━━━━━ Provided data ━━━━━

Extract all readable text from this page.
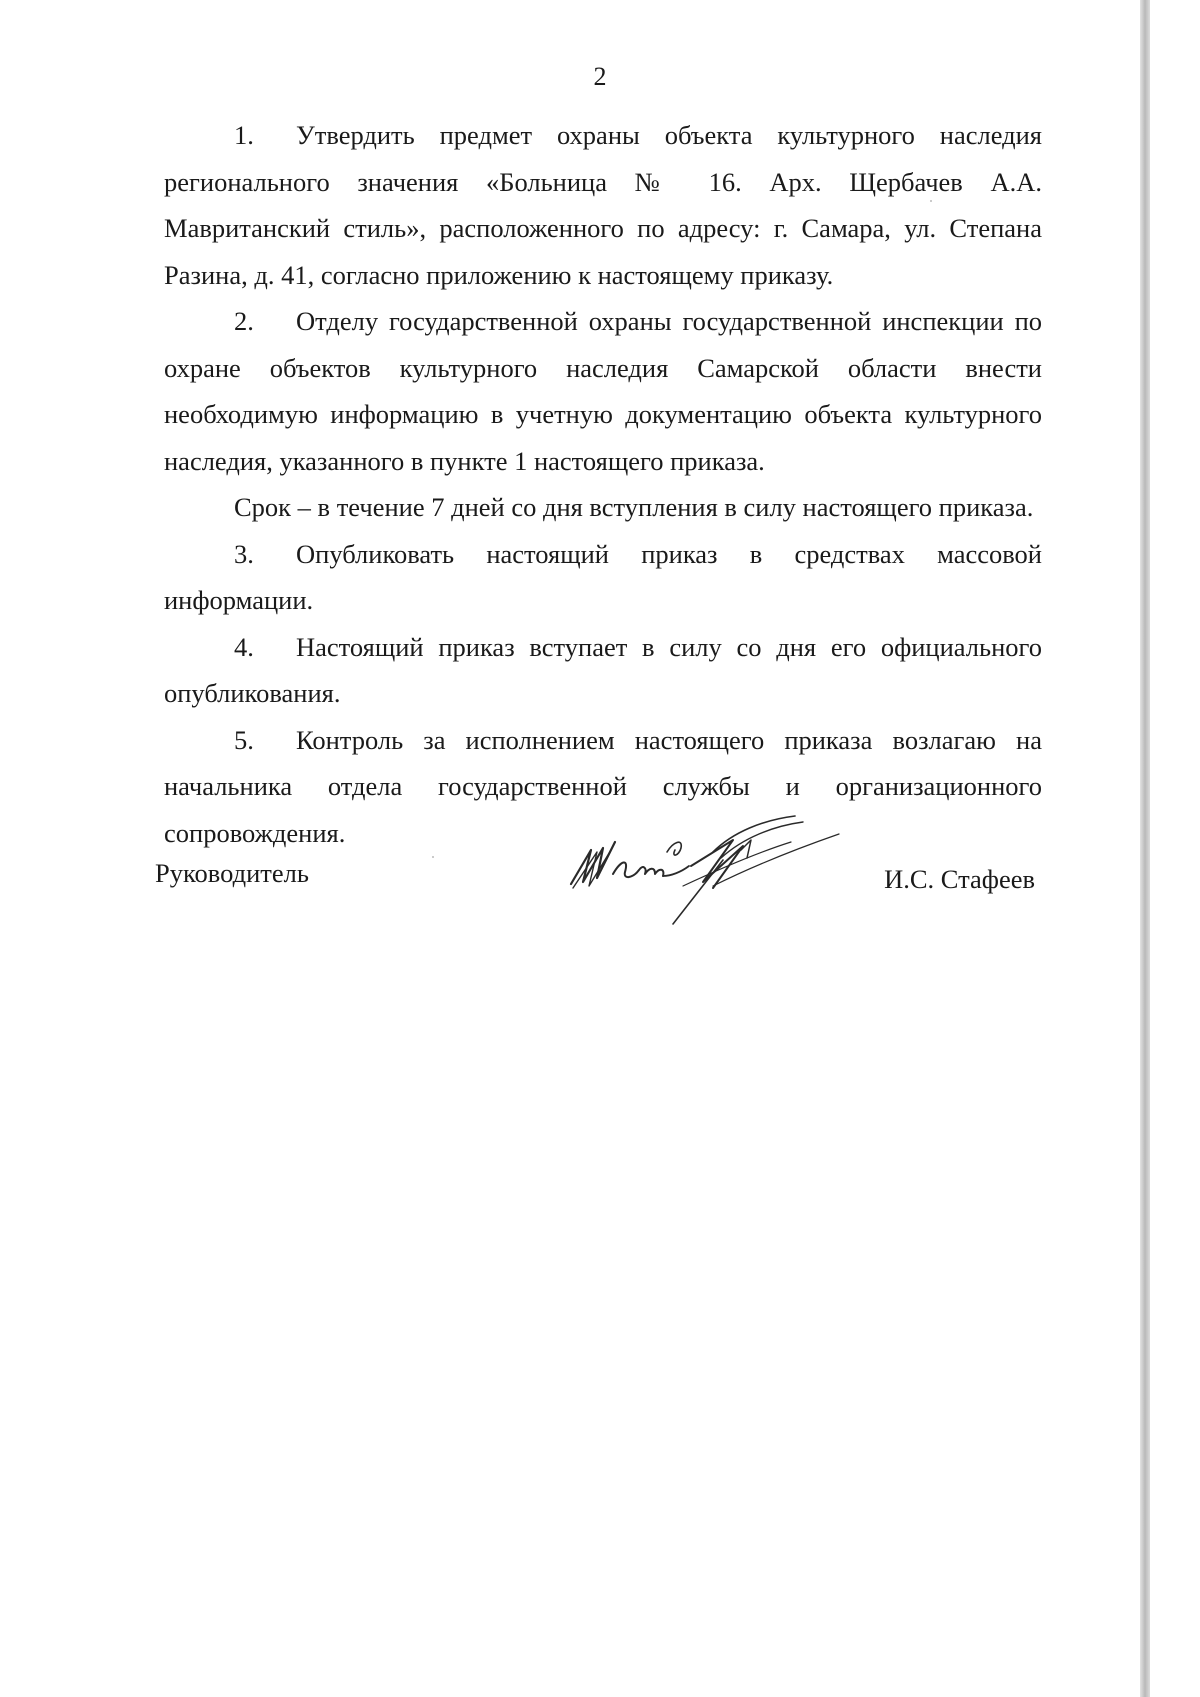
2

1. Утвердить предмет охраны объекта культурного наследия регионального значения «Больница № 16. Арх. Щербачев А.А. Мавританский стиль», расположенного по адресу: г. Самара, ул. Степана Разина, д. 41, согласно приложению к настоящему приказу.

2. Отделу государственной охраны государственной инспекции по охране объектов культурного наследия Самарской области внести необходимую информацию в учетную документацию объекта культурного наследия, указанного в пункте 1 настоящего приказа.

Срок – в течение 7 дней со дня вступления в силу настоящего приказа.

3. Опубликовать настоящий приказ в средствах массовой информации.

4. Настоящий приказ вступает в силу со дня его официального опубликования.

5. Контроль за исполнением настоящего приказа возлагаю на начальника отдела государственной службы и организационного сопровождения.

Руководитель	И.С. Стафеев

━━━━━

- _Problem_
From the entries above, select each line containing the string "силу".

- _Solution to the exercise_
Срок – в течение 7 дней со дня вступления в силу настоящего приказа.
4. Настоящий приказ вступает в силу со дня его официального опубликования.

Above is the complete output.